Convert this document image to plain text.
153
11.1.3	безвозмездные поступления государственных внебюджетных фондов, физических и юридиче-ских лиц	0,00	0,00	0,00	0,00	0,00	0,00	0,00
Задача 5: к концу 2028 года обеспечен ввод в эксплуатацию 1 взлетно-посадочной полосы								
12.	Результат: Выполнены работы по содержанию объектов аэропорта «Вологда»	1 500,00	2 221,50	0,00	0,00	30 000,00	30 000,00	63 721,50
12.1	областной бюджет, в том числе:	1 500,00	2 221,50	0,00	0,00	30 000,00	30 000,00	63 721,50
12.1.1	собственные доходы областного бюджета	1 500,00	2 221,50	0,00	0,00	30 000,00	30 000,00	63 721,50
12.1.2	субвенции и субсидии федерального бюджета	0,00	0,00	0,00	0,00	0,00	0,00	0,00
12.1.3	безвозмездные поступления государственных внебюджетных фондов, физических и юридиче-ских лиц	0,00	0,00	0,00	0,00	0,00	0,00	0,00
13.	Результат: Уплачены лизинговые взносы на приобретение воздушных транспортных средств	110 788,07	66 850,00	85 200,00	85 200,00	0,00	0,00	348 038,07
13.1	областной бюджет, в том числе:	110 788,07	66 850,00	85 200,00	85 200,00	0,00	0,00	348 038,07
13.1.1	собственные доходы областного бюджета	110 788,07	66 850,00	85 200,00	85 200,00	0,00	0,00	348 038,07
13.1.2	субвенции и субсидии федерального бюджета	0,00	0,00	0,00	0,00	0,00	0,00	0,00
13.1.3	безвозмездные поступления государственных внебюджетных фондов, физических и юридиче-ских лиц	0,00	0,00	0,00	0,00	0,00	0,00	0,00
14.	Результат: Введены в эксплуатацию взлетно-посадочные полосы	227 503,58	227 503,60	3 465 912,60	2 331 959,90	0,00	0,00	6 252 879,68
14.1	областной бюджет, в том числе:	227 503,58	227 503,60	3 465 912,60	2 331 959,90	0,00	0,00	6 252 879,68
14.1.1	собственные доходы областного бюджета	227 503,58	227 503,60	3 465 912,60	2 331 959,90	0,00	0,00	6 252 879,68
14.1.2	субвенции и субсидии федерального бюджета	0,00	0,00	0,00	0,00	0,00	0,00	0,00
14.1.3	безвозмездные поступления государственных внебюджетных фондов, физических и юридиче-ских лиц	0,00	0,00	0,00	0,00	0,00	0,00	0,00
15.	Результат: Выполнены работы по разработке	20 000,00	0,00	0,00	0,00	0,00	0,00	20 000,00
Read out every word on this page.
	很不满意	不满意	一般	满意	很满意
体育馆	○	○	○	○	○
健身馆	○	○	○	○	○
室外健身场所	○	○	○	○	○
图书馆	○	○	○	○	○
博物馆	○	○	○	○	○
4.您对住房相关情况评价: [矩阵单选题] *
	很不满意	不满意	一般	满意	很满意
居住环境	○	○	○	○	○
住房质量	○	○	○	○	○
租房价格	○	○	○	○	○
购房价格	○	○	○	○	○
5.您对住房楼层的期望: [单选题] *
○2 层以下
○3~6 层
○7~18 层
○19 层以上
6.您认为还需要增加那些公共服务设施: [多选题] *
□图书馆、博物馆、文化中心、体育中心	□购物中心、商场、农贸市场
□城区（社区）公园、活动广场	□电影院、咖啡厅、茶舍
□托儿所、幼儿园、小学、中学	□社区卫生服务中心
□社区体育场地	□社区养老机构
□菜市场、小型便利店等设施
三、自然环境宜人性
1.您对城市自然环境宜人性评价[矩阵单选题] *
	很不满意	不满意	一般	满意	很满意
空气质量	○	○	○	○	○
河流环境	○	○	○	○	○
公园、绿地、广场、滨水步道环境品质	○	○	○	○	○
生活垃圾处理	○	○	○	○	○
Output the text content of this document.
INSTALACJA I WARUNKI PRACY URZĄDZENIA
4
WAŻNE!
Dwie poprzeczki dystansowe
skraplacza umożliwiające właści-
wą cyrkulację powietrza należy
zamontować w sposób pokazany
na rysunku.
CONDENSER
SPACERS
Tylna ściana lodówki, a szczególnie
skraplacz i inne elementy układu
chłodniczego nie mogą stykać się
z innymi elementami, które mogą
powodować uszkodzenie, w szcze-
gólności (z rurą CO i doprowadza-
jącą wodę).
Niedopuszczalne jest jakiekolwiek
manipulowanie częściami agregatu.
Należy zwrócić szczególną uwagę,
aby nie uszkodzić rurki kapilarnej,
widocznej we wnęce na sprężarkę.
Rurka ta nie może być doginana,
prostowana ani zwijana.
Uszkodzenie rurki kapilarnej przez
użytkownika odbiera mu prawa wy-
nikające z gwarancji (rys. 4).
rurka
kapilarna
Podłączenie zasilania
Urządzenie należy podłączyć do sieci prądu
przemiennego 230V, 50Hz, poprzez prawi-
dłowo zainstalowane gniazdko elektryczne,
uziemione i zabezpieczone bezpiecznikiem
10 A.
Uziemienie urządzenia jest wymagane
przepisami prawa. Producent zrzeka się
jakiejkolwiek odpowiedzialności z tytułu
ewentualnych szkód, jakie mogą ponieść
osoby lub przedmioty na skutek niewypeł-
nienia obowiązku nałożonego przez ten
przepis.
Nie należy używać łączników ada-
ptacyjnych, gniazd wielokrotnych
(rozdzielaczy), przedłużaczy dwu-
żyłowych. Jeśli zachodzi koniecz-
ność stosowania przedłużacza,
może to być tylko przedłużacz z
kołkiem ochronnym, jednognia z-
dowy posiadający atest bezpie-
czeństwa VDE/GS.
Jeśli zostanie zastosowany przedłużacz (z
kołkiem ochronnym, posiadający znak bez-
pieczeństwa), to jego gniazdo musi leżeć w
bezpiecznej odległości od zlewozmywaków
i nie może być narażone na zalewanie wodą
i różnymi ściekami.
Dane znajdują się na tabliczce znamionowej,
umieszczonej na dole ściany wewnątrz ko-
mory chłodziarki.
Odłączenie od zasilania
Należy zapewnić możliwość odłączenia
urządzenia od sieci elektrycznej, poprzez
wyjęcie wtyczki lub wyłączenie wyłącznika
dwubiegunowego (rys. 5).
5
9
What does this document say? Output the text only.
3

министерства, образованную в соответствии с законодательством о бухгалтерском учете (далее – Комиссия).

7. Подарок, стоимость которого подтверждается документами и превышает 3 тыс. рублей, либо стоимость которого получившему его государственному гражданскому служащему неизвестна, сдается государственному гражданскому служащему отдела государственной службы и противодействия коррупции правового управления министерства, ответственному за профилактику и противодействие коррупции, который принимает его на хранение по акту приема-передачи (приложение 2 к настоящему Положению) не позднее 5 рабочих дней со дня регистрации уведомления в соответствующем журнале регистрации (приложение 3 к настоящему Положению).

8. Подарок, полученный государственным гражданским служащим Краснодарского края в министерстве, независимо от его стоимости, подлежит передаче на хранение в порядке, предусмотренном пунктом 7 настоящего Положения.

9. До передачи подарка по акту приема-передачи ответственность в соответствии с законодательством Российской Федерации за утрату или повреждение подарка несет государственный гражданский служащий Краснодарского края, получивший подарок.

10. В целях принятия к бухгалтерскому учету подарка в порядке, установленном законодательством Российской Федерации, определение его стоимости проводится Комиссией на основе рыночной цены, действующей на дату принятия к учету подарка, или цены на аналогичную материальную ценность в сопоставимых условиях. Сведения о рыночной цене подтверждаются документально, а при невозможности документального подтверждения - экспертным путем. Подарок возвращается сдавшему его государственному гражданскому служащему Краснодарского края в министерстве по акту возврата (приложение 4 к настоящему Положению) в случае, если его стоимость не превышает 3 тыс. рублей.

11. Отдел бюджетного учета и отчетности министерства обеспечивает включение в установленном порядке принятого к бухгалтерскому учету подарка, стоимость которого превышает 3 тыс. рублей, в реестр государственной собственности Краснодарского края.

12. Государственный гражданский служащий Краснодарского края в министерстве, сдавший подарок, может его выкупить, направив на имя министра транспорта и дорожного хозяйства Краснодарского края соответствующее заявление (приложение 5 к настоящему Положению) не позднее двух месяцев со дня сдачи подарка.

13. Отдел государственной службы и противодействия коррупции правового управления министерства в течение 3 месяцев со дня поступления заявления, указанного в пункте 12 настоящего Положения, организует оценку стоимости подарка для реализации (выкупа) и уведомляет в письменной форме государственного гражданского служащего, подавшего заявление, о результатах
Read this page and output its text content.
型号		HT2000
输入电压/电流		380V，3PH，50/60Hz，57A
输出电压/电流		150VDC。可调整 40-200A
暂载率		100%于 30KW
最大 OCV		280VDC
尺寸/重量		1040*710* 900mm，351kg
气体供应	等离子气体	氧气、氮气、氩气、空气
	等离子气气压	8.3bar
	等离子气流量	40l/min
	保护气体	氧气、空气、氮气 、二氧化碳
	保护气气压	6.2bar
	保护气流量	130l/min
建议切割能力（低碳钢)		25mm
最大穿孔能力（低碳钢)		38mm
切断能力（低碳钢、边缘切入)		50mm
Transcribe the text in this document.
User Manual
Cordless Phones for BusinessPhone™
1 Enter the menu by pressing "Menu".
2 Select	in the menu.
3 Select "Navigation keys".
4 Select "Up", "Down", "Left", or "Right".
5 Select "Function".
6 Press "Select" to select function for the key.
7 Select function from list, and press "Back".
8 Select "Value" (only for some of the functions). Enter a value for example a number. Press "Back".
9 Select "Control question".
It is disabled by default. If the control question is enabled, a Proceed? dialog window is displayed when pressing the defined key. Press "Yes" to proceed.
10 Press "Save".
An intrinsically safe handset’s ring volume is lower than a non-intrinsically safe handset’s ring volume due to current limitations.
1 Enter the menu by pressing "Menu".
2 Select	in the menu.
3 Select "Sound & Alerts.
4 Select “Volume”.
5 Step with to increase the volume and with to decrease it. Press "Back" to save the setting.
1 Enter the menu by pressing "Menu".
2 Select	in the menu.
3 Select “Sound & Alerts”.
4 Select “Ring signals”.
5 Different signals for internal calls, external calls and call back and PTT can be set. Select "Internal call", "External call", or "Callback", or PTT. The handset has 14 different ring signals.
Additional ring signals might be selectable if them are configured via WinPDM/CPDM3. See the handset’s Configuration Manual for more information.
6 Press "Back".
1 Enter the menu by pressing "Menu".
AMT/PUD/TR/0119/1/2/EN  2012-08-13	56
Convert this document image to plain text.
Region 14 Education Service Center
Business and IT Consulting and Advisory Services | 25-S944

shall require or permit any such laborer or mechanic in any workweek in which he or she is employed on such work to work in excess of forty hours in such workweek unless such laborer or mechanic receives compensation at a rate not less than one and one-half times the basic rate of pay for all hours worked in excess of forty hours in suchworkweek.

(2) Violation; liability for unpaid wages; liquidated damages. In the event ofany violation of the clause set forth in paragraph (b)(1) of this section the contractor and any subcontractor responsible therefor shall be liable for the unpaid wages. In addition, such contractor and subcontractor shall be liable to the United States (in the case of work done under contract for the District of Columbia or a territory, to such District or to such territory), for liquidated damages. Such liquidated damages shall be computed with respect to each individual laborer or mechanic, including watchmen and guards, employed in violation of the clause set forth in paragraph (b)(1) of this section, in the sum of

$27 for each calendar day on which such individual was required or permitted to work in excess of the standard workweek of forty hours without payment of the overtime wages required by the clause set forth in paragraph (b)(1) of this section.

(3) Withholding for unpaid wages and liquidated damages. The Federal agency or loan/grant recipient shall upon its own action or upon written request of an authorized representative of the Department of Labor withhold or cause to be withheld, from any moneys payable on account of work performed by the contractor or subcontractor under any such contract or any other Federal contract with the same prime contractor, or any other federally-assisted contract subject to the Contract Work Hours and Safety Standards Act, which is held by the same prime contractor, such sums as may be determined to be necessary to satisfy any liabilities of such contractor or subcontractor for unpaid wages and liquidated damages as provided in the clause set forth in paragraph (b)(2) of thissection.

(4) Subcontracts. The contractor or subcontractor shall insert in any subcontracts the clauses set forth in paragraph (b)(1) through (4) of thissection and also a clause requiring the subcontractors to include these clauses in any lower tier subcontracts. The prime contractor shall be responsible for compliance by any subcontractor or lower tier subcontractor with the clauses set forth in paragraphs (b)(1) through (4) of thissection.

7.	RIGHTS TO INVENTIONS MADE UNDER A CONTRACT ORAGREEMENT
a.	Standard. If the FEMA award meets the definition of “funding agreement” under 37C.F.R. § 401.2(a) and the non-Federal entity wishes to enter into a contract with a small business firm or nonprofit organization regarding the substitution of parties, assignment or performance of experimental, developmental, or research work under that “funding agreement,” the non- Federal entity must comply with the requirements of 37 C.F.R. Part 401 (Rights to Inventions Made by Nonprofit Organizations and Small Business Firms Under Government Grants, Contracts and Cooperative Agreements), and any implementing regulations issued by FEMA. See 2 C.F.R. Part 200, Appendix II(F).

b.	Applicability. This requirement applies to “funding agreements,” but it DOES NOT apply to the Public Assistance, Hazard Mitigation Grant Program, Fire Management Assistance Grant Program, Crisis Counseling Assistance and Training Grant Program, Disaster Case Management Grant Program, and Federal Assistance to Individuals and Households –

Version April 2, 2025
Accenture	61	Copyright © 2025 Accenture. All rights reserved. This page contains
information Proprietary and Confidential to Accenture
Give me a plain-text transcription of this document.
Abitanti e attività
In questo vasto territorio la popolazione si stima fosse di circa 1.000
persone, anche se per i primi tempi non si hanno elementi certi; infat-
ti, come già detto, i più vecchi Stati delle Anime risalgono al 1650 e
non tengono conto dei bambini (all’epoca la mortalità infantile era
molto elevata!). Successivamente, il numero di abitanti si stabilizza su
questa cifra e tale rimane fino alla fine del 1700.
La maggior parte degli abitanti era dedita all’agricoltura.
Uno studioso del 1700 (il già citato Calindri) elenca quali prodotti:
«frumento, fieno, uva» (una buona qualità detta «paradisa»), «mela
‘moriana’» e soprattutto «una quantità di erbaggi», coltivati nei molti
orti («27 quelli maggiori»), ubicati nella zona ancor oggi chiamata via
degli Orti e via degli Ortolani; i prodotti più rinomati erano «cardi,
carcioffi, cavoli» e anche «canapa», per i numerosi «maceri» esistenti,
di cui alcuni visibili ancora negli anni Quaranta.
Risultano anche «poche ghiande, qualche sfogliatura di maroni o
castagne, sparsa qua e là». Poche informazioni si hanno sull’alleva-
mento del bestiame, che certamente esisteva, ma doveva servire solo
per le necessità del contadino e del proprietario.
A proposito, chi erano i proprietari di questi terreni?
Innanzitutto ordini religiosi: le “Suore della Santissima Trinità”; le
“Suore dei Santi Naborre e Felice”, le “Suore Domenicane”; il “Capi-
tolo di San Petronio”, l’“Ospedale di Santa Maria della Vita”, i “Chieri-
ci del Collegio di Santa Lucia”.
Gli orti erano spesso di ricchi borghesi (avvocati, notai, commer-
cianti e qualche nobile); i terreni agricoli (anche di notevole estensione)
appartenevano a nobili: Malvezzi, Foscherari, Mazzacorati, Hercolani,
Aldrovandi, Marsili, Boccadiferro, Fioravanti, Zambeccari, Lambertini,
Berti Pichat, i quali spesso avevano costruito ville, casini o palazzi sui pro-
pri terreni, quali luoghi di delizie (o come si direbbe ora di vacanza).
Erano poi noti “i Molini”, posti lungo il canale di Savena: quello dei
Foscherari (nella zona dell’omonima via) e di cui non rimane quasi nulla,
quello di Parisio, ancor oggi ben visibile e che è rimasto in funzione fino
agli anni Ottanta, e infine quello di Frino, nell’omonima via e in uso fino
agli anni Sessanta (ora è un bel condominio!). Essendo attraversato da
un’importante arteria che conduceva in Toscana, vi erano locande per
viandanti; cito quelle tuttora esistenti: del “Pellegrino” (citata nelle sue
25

What the task asks → Say how many lines of the data include the word "terreni". Respond with the number alone.

In response → 3